§ **Exercise task**:
Scan the entries below and count the lines holding the string "Store". Supply only the number.

§ **Records for this task**:

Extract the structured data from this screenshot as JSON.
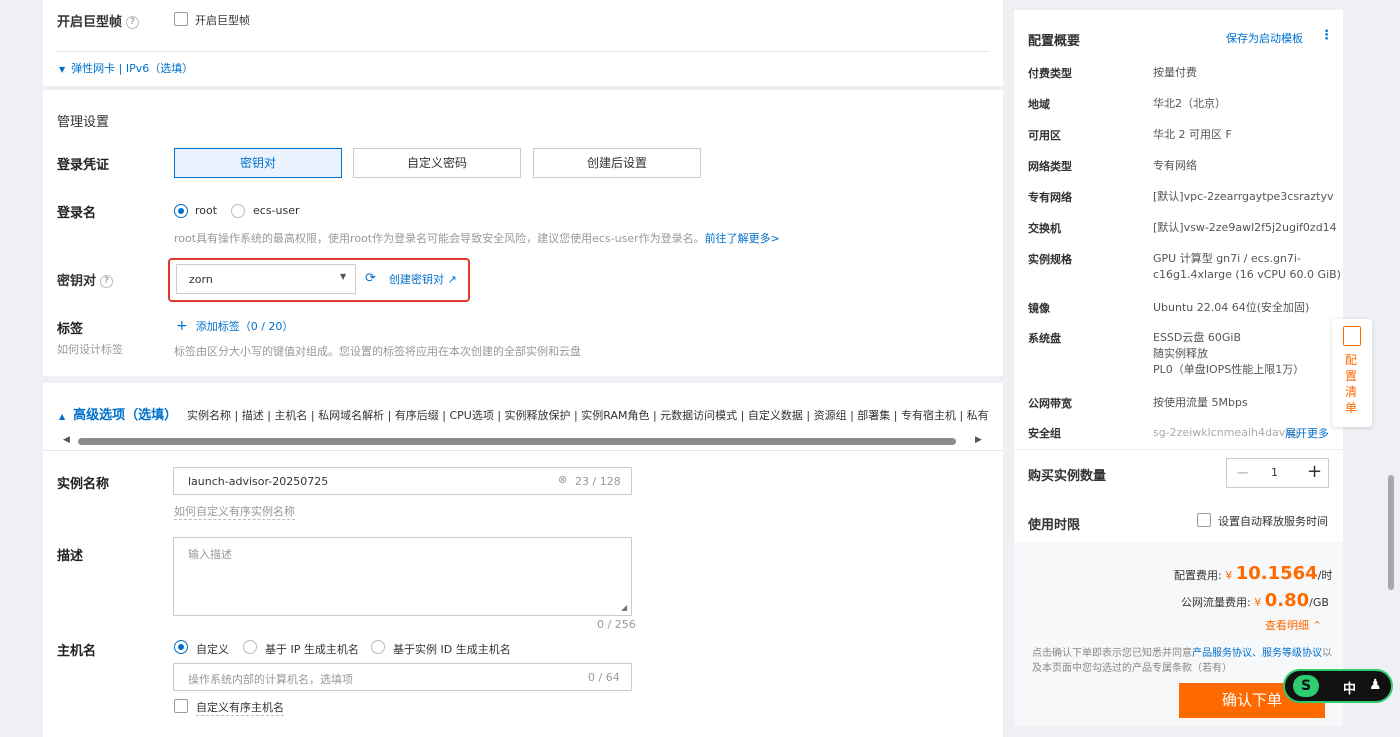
{
  "top": {
    "jumbo_frame_label": "开启巨型帧",
    "jumbo_frame_checkbox_label": "开启巨型帧",
    "eni_ipv6_toggle": "弹性网卡 | IPv6（选填）"
  },
  "manage": {
    "section_title": "管理设置",
    "login_credential_label": "登录凭证",
    "credential_options": [
      "密钥对",
      "自定义密码",
      "创建后设置"
    ],
    "login_name_label": "登录名",
    "login_name_options": [
      "root",
      "ecs-user"
    ],
    "login_name_hint": "root具有操作系统的最高权限，使用root作为登录名可能会导致安全风险，建议您使用ecs-user作为登录名。",
    "login_name_learn_more": "前往了解更多>",
    "keypair_label": "密钥对",
    "keypair_value": "zorn",
    "create_keypair_link": "创建密钥对",
    "tags_label": "标签",
    "tags_hint_link": "如何设计标签",
    "add_tag": "添加标签（0 / 20）",
    "tags_desc": "标签由区分大小写的键值对组成。您设置的标签将应用在本次创建的全部实例和云盘"
  },
  "advanced": {
    "title": "高级选项（选填）",
    "items": "实例名称 | 描述 | 主机名 | 私网域名解析 | 有序后缀 | CPU选项 | 实例释放保护 | 实例RAM角色 | 元数据访问模式 | 自定义数据 | 资源组 | 部署集 | 专有宿主机 | 私有池关",
    "instance_name_label": "实例名称",
    "instance_name_value": "launch-advisor-20250725",
    "instance_name_count": "23 / 128",
    "instance_name_hint": "如何自定义有序实例名称",
    "description_label": "描述",
    "description_placeholder": "输入描述",
    "description_count": "0 / 256",
    "hostname_label": "主机名",
    "hostname_options": [
      "自定义",
      "基于 IP 生成主机名",
      "基于实例 ID 生成主机名"
    ],
    "hostname_placeholder": "操作系统内部的计算机名，选填项",
    "hostname_count": "0 / 64",
    "ordered_hostname": "自定义有序主机名"
  },
  "summary": {
    "title": "配置概要",
    "save_template": "保存为启动模板",
    "rows": [
      {
        "k": "付费类型",
        "v": [
          "按量付费"
        ]
      },
      {
        "k": "地域",
        "v": [
          "华北2（北京）"
        ]
      },
      {
        "k": "可用区",
        "v": [
          "华北 2 可用区 F"
        ]
      },
      {
        "k": "网络类型",
        "v": [
          "专有网络"
        ]
      },
      {
        "k": "专有网络",
        "v": [
          "[默认]vpc-2zearrgaytpe3csraztyv"
        ]
      },
      {
        "k": "交换机",
        "v": [
          "[默认]vsw-2ze9awl2f5j2ugif0zd14"
        ]
      },
      {
        "k": "实例规格",
        "v": [
          "GPU 计算型 gn7i / ecs.gn7i-",
          "c16g1.4xlarge (16 vCPU 60.0 GiB)"
        ]
      },
      {
        "k": "镜像",
        "v": [
          "Ubuntu 22.04 64位(安全加固)"
        ]
      },
      {
        "k": "系统盘",
        "v": [
          "ESSD云盘 60GiB",
          "随实例释放",
          "PL0（单盘IOPS性能上限1万）"
        ]
      },
      {
        "k": "公网带宽",
        "v": [
          "按使用流量 5Mbps"
        ]
      },
      {
        "k": "安全组",
        "v": [
          "sg-2zeiwklcnmeaih4davxg"
        ]
      }
    ],
    "expand_more": "展开更多",
    "qty_label": "购买实例数量",
    "qty_value": "1",
    "duration_label": "使用时限",
    "auto_release": "设置自动释放服务时间",
    "config_fee_label": "配置费用:",
    "config_fee_value": "10.1564",
    "config_fee_unit": "/时",
    "traffic_fee_label": "公网流量费用:",
    "traffic_fee_value": "0.80",
    "traffic_fee_unit": "/GB",
    "currency": "¥",
    "view_detail": "查看明细",
    "agreement_1": "点击确认下单即表示您已知悉并同意",
    "agreement_link1": "产品服务协议、服务等",
    "agreement_link2": "级协议",
    "agreement_2": "以及本页面中您勾选过的产品专属条款（若有）",
    "confirm": "确认下单",
    "float_tab": [
      "配",
      "置",
      "清",
      "单"
    ]
  },
  "ime": {
    "label": "中"
  }
}
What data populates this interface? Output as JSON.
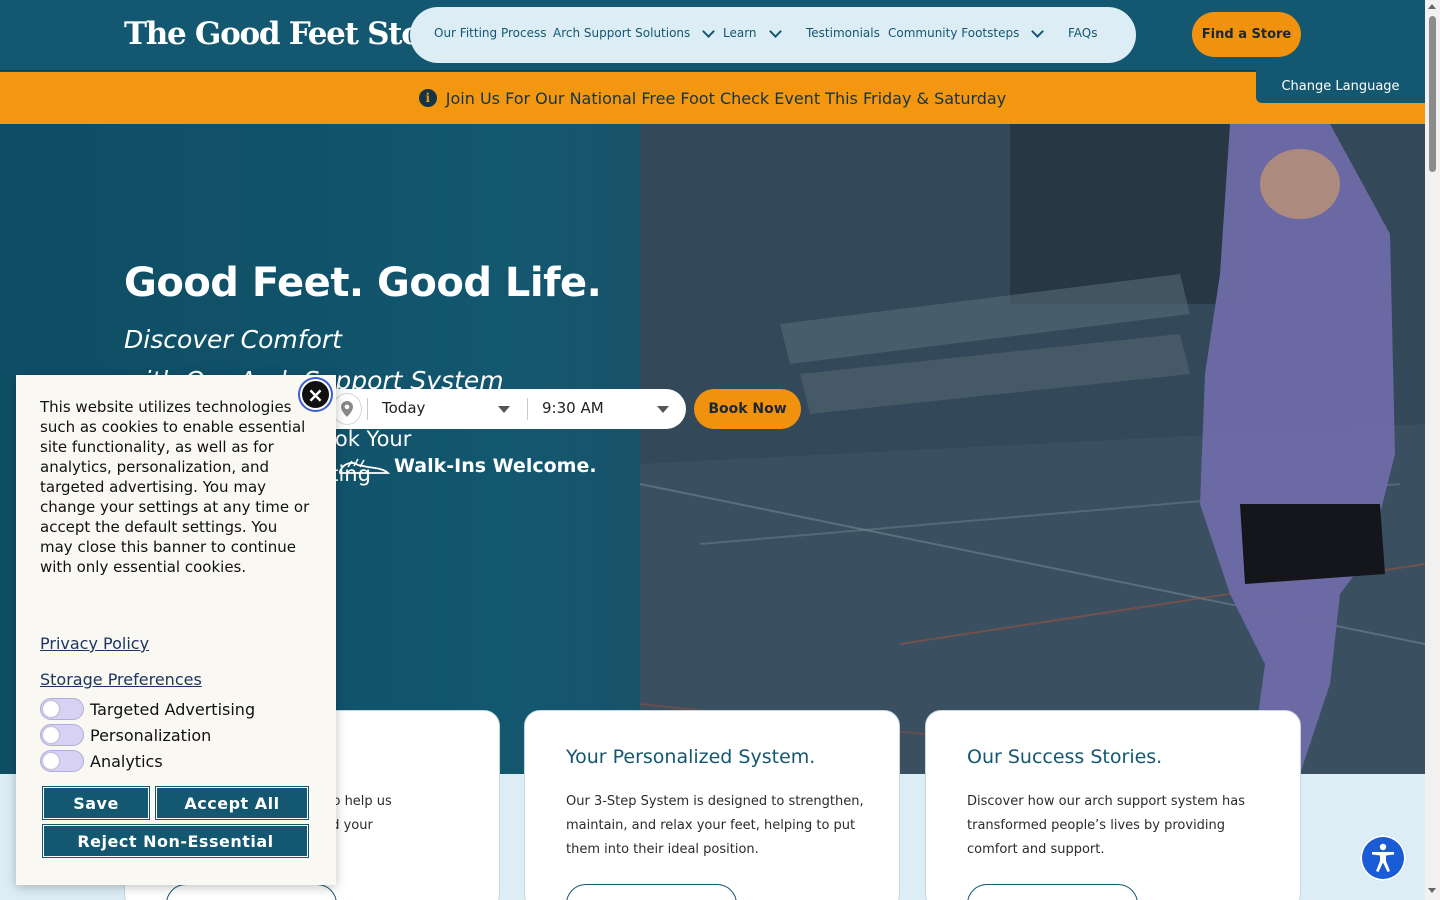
{
  "header": {
    "logo": "The Good Feet Store",
    "logo_mark": "®",
    "nav": [
      {
        "label": "Our Fitting Process",
        "dropdown": false
      },
      {
        "label": "Arch Support Solutions",
        "dropdown": true
      },
      {
        "label": "Learn",
        "dropdown": true
      },
      {
        "label": "Testimonials",
        "dropdown": false
      },
      {
        "label": "Community Footsteps",
        "dropdown": true
      },
      {
        "label": "FAQs",
        "dropdown": false
      }
    ],
    "find_store": "Find a Store"
  },
  "announcement": {
    "text": "Join Us For Our National Free Foot Check Event This Friday & Saturday",
    "change_language": "Change Language"
  },
  "hero": {
    "title": "Good Feet. Good Life.",
    "subtitle_line1": "Discover Comfort",
    "subtitle_line2": "with Our Arch Support System",
    "book_line1": "ook Your",
    "book_line2": "tting",
    "date_value": "Today",
    "time_value": "9:30 AM",
    "book_now": "Book Now",
    "walkins": "Walk-Ins Welcome."
  },
  "cards": [
    {
      "title": "",
      "text": "d to help us\nand your"
    },
    {
      "title": "Your Personalized System.",
      "text": "Our 3-Step System is designed to strengthen, maintain, and relax your feet, helping to put them into their ideal position."
    },
    {
      "title": "Our Success Stories.",
      "text": "Discover how our arch support system has transformed people’s lives by providing comfort and support."
    }
  ],
  "cookie": {
    "body": "This website utilizes technologies such as cookies to enable essential site functionality, as well as for analytics, personalization, and targeted advertising. You may change your settings at any time or accept the default settings. You may close this banner to continue with only essential cookies.",
    "privacy_policy": "Privacy Policy",
    "storage_preferences": "Storage Preferences",
    "prefs": [
      "Targeted Advertising",
      "Personalization",
      "Analytics"
    ],
    "save": "Save",
    "accept_all": "Accept All",
    "reject": "Reject Non-Essential",
    "close_glyph": "×"
  },
  "colors": {
    "brand_teal": "#145770",
    "accent_orange": "#f0920e",
    "light_blue": "#dcedf5"
  }
}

§ **Result for this exercise**:
2